Exercise requirements: Which lines of the records contain "image"? Collect every one of them.

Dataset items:
>> Start
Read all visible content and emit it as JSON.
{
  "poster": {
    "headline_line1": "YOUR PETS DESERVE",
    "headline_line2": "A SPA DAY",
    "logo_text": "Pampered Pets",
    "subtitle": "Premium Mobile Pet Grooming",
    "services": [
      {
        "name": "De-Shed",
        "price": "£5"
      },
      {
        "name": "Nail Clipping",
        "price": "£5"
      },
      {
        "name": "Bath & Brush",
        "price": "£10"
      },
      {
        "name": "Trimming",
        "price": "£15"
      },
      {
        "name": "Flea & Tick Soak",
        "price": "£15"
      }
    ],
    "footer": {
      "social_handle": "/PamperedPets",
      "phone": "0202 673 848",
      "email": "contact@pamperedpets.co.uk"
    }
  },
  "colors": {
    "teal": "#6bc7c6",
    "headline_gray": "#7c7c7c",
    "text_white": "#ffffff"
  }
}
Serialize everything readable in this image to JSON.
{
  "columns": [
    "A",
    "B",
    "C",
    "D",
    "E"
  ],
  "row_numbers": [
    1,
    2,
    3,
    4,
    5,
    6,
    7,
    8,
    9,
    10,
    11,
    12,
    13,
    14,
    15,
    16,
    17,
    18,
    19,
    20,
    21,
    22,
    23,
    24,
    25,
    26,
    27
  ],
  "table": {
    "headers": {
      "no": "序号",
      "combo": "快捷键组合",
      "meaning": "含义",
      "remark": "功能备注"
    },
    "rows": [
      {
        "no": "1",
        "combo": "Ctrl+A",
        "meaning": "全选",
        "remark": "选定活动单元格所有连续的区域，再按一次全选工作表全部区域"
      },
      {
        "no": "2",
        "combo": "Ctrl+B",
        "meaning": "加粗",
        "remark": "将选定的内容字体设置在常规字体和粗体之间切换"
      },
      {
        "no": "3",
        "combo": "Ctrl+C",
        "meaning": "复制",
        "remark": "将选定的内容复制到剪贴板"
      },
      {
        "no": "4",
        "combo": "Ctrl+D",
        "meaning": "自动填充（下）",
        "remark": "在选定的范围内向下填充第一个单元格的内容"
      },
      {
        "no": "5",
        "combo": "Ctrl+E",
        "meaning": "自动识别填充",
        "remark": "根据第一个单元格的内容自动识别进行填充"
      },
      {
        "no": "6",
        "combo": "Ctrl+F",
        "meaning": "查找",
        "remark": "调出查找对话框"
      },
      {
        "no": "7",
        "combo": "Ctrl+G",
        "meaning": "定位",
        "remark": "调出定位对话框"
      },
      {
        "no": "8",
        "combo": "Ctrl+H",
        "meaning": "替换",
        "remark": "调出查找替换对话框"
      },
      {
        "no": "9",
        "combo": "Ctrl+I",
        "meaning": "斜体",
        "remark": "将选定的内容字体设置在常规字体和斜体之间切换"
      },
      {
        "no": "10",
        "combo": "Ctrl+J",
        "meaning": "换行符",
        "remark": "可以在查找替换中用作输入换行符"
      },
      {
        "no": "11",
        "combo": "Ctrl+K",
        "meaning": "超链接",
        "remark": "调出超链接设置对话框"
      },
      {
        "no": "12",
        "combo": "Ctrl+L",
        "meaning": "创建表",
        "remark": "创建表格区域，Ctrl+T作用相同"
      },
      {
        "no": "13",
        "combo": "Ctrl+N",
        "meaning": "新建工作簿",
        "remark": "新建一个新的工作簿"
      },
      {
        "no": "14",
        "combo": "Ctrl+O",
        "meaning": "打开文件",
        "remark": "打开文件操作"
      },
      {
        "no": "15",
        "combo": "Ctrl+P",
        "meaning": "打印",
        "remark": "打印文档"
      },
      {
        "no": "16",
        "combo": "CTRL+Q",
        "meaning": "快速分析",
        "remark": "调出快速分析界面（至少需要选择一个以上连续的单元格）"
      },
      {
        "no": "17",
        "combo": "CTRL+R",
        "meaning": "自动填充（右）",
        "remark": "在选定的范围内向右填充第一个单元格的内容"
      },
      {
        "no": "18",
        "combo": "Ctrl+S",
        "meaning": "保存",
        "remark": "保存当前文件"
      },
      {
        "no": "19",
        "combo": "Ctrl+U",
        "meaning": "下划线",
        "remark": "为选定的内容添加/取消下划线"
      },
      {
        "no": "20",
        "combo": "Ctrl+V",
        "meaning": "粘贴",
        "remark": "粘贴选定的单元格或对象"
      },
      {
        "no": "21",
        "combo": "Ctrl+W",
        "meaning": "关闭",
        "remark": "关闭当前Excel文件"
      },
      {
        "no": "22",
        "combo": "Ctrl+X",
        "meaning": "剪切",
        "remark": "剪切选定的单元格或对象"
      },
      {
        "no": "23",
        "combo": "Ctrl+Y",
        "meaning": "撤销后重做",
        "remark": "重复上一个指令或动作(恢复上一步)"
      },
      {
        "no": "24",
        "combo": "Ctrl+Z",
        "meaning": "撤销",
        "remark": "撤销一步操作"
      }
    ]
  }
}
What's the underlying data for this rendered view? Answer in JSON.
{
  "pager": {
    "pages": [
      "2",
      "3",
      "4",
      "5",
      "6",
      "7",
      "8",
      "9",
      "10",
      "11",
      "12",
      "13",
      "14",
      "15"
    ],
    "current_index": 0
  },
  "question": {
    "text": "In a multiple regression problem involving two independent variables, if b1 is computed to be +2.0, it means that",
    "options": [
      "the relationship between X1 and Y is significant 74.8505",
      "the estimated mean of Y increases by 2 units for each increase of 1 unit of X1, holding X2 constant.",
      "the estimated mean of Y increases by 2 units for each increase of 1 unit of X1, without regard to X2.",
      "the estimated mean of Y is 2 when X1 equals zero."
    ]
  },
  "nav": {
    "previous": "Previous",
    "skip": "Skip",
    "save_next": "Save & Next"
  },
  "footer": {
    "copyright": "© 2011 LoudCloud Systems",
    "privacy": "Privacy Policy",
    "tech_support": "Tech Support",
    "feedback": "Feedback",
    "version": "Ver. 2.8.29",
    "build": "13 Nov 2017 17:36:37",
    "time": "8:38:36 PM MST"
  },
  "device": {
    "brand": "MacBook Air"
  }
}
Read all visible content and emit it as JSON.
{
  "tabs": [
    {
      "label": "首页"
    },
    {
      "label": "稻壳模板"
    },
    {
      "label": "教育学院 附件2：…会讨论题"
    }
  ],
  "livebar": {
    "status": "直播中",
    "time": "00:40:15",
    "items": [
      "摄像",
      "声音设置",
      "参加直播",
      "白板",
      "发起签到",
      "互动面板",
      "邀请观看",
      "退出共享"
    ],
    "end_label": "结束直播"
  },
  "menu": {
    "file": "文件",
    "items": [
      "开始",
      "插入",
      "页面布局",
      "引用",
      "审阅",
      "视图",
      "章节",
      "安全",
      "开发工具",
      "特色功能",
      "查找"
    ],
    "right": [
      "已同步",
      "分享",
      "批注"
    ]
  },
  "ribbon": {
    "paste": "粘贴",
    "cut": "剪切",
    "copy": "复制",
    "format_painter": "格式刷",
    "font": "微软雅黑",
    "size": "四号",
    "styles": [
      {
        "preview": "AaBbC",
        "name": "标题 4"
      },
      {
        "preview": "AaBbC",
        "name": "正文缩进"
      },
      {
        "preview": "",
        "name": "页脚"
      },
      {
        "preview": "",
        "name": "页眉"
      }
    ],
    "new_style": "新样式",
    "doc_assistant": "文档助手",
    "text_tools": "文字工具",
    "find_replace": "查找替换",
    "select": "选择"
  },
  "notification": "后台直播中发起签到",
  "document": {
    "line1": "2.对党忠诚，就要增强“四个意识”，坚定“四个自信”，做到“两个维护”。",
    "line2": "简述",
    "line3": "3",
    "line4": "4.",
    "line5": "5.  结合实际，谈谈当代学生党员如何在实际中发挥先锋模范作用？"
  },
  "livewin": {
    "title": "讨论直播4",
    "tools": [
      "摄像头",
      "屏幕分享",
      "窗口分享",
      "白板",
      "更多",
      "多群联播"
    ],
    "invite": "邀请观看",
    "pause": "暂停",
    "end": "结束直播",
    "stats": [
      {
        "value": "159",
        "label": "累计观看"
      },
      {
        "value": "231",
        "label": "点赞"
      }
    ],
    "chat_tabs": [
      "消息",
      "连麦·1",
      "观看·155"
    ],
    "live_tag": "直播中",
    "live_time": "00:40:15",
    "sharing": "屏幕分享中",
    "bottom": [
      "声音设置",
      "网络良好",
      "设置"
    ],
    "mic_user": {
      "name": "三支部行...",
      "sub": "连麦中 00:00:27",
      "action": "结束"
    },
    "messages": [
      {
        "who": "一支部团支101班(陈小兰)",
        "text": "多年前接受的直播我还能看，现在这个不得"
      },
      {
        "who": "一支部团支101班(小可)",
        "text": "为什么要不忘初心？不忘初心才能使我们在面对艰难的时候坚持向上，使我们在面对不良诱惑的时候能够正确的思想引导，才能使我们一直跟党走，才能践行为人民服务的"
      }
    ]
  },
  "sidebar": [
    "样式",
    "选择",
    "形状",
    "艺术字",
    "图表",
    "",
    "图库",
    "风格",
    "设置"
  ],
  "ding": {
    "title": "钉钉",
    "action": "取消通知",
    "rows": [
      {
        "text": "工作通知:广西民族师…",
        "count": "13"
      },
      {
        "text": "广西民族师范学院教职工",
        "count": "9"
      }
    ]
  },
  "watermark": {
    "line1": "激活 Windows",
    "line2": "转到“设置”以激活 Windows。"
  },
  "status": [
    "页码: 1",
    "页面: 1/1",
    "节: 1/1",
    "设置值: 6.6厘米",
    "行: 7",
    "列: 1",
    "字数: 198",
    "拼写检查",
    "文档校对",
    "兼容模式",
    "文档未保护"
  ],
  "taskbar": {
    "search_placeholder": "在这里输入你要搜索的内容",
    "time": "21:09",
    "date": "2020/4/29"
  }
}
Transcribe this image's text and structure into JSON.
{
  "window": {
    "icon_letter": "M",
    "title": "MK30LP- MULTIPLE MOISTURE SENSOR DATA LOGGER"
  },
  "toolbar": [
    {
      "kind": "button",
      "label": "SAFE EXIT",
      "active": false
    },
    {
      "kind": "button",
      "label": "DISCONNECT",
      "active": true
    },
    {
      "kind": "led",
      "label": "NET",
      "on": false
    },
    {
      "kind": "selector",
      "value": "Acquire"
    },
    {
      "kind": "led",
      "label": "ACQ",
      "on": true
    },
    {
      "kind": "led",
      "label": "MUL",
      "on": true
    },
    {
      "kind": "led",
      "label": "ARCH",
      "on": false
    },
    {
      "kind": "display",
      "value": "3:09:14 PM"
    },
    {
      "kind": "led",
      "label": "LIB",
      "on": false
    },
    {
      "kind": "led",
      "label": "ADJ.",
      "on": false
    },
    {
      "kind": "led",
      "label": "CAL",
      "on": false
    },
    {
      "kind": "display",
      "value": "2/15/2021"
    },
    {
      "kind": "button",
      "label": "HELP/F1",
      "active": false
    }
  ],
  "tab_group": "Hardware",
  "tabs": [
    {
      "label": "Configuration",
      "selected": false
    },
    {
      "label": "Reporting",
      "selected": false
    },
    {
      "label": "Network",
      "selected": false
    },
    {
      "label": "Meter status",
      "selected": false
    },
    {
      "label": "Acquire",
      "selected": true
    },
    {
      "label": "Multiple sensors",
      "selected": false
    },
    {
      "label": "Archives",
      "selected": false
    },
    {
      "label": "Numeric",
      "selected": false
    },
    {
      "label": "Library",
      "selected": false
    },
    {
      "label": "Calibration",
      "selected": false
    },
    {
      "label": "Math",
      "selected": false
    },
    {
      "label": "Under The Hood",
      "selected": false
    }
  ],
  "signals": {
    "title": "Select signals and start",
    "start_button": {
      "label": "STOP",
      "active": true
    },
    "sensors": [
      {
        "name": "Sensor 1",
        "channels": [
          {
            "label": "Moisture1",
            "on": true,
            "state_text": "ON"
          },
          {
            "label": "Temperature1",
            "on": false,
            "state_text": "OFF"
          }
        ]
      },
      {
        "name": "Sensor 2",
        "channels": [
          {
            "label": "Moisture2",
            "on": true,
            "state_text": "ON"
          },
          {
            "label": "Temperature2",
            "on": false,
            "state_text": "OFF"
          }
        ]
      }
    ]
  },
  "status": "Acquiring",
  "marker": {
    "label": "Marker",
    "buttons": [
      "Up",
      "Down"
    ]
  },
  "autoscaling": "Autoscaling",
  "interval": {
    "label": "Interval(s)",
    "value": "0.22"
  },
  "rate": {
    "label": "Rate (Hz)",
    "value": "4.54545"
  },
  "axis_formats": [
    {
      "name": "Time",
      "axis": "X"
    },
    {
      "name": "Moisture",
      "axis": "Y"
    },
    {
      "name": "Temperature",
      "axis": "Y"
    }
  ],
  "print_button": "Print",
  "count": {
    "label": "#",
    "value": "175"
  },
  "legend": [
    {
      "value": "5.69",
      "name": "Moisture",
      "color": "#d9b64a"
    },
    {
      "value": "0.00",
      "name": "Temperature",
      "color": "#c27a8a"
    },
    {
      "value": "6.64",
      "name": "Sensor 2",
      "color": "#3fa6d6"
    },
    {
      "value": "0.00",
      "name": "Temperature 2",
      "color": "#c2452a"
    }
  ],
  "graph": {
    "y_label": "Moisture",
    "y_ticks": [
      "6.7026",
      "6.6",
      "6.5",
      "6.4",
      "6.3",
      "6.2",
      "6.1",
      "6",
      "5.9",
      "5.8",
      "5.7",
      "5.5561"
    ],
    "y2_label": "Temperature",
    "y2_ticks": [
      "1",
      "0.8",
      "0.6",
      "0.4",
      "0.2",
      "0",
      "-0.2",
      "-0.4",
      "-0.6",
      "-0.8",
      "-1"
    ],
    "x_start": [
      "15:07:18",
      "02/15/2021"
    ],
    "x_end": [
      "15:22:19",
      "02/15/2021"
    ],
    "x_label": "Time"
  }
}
>> End
Written response:
Serialize everything readable in this image to JSON.
Transcribe this image's text and structure into JSON.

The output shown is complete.